§ **WHAT IS NEEDED**
Pull every line holding the string "before" from the records below.

§ **EXERCISE MATERIALS**
--------
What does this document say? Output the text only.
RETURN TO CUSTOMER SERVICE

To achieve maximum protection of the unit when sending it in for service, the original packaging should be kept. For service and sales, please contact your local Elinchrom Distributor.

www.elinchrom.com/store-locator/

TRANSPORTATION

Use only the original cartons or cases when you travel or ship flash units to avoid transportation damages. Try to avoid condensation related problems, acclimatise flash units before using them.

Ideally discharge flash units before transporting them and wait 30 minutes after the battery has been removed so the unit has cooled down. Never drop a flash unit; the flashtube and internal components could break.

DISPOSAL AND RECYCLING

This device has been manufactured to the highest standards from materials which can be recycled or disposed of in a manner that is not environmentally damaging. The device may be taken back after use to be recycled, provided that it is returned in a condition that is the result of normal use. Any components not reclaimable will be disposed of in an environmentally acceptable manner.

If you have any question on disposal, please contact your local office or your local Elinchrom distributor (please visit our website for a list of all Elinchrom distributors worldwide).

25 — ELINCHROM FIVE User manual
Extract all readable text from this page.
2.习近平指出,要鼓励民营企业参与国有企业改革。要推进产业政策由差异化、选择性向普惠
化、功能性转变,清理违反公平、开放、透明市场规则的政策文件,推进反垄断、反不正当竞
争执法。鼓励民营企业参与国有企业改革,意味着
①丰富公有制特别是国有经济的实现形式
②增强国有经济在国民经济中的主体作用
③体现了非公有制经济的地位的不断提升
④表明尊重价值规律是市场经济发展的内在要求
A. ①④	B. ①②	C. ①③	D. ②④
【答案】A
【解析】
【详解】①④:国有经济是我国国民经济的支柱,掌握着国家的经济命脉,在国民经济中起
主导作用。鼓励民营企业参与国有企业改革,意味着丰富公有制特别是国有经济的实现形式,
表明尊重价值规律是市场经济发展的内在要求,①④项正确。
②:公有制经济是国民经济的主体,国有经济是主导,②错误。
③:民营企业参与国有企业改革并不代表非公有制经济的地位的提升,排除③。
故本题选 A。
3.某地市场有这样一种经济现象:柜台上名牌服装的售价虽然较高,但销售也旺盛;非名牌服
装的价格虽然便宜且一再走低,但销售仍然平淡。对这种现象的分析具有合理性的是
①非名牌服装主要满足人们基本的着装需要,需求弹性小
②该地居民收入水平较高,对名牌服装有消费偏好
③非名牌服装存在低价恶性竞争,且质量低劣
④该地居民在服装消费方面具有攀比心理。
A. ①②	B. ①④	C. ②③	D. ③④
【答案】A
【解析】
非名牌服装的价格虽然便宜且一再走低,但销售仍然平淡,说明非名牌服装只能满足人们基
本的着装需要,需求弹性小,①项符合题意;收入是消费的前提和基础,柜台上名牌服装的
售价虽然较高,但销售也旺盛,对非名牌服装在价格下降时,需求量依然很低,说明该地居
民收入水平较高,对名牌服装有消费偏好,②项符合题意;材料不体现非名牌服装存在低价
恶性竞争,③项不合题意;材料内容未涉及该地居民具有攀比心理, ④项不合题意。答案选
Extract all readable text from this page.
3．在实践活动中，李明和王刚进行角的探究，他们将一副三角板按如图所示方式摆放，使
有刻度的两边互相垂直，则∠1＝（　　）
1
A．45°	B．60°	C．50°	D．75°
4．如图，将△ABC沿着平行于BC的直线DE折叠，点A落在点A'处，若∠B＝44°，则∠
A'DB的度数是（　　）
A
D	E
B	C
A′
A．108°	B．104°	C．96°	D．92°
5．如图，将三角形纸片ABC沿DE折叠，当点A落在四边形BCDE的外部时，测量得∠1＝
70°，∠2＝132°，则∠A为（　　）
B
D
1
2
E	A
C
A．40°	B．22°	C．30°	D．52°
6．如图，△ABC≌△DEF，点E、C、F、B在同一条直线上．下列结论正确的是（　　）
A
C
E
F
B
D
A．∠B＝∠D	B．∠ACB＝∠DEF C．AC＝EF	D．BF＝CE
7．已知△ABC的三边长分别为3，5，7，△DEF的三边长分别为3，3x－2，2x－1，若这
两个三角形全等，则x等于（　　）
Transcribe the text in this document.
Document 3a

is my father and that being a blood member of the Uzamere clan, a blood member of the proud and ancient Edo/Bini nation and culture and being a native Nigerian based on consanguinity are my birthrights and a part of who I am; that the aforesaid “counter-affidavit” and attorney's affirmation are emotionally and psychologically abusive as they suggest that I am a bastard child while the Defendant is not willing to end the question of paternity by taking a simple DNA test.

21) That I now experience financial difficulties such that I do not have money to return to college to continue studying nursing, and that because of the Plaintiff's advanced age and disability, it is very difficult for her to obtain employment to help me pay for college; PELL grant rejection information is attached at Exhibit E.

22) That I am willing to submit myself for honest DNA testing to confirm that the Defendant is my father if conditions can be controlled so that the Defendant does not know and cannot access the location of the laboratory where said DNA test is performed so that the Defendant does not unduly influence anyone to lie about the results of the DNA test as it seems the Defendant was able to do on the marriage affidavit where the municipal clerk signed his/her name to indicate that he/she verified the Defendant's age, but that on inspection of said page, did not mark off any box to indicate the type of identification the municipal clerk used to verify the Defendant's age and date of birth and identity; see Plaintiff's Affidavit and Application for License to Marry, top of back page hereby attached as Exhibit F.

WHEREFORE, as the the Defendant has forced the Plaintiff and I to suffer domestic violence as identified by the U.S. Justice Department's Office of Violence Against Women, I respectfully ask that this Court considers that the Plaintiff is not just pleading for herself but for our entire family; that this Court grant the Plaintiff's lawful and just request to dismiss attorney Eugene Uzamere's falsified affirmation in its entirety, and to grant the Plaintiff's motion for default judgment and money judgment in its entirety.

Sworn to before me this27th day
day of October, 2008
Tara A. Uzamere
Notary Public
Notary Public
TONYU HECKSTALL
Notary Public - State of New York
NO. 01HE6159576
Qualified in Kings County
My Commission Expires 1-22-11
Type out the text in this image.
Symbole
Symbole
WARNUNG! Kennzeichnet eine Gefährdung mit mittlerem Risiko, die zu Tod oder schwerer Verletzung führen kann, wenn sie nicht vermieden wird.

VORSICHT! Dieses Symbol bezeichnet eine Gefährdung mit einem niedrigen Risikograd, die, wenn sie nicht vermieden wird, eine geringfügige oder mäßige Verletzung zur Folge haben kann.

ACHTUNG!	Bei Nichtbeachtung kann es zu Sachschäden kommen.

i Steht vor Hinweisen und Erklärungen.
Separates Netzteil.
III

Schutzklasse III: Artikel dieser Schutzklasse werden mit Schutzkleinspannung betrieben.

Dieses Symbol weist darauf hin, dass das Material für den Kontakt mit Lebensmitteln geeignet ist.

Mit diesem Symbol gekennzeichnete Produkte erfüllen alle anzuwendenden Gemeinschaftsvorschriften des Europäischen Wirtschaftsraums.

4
--------
§ **OUTPUT**
Use only the original cartons or cases when you travel or ship flash units to avoid transportation damages. Try to avoid condensation related problems, acclimatise flash units before using them.
Ideally discharge flash units before transporting them and wait 30 minutes after the battery has been removed so the unit has cooled down. Never drop a flash unit; the flashtube and internal components could break.
Sworn to before me this27th day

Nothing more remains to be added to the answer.